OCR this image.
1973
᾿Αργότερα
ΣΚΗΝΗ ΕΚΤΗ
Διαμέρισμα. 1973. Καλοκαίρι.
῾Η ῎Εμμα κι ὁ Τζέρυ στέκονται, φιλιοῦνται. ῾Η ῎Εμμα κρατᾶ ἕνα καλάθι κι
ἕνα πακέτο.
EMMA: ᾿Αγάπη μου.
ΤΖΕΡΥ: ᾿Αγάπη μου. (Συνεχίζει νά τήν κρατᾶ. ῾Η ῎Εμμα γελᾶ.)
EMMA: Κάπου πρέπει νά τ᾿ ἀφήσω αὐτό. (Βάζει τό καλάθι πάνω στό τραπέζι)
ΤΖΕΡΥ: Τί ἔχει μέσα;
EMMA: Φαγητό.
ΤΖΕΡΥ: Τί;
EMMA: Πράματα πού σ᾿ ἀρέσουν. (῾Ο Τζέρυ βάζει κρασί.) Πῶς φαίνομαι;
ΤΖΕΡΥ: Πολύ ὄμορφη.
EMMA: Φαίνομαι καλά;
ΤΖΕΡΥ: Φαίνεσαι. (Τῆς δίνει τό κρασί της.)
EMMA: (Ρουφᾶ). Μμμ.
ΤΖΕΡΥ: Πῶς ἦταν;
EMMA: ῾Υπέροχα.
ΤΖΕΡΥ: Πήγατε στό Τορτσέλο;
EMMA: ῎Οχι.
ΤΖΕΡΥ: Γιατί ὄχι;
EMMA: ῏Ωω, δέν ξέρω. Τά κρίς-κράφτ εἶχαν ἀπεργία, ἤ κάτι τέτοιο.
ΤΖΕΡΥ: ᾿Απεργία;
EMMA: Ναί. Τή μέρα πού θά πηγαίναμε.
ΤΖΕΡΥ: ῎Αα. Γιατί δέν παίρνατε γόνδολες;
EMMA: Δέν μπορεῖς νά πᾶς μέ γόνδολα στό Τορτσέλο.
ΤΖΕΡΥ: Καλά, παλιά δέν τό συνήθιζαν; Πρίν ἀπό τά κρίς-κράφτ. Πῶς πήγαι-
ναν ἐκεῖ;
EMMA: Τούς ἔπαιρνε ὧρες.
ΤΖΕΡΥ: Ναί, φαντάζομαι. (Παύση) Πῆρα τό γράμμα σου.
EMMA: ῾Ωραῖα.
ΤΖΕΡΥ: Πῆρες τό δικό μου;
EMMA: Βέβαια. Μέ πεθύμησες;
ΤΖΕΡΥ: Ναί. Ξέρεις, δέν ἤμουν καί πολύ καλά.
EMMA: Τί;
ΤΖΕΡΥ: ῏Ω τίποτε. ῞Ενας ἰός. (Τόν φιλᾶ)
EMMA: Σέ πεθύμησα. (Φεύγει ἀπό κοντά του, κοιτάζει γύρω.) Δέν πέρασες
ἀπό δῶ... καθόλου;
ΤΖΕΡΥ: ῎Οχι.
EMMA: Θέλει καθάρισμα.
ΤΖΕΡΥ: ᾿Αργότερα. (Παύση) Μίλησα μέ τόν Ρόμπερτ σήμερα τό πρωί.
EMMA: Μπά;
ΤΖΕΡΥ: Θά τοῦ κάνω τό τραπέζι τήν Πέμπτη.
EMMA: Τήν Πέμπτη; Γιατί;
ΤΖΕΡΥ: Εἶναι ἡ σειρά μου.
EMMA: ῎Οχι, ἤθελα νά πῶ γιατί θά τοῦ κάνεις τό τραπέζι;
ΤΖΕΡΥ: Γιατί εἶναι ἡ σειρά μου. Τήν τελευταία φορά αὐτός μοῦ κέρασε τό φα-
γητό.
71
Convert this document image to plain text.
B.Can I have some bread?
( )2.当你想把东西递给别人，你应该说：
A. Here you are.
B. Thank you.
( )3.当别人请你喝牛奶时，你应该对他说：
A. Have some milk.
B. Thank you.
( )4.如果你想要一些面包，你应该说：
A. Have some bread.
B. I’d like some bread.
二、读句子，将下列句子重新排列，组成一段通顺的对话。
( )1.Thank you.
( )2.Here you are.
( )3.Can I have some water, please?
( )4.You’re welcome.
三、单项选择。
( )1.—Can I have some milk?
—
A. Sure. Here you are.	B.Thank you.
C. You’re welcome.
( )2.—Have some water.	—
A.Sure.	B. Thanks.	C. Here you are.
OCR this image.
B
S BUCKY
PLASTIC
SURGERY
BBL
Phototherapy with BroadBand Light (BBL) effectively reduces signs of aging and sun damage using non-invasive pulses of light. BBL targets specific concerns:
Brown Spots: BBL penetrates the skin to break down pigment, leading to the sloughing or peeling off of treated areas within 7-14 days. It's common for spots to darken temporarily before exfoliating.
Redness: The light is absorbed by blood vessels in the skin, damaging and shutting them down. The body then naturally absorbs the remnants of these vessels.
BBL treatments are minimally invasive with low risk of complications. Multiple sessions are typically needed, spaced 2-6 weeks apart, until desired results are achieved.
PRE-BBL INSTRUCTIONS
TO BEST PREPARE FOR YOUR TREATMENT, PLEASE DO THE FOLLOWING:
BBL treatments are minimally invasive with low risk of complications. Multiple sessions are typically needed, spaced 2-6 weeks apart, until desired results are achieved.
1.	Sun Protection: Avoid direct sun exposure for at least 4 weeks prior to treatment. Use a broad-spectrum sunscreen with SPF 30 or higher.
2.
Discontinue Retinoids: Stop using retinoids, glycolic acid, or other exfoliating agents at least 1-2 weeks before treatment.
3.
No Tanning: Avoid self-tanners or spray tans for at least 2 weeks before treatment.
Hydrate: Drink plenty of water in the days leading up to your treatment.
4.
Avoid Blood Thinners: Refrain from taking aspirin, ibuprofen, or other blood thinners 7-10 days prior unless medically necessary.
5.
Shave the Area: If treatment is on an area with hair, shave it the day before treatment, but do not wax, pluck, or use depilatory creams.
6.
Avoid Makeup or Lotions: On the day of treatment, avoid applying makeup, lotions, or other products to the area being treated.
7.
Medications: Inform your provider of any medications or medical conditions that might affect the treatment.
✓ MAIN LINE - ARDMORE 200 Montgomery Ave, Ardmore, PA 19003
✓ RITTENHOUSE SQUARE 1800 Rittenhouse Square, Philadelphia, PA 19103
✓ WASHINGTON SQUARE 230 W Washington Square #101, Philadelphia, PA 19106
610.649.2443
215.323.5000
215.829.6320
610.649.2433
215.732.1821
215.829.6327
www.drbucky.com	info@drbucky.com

**Exercise:** Identify which lines contain the word "Παύση" and copy each one.

**Final result:**
ΤΖΕΡΥ: Ναί, φαντάζομαι. (Παύση) Πῆρα τό γράμμα σου.
ΤΖΕΡΥ: ᾿Αργότερα. (Παύση) Μίλησα μέ τόν Ρόμπερτ σήμερα τό πρωί.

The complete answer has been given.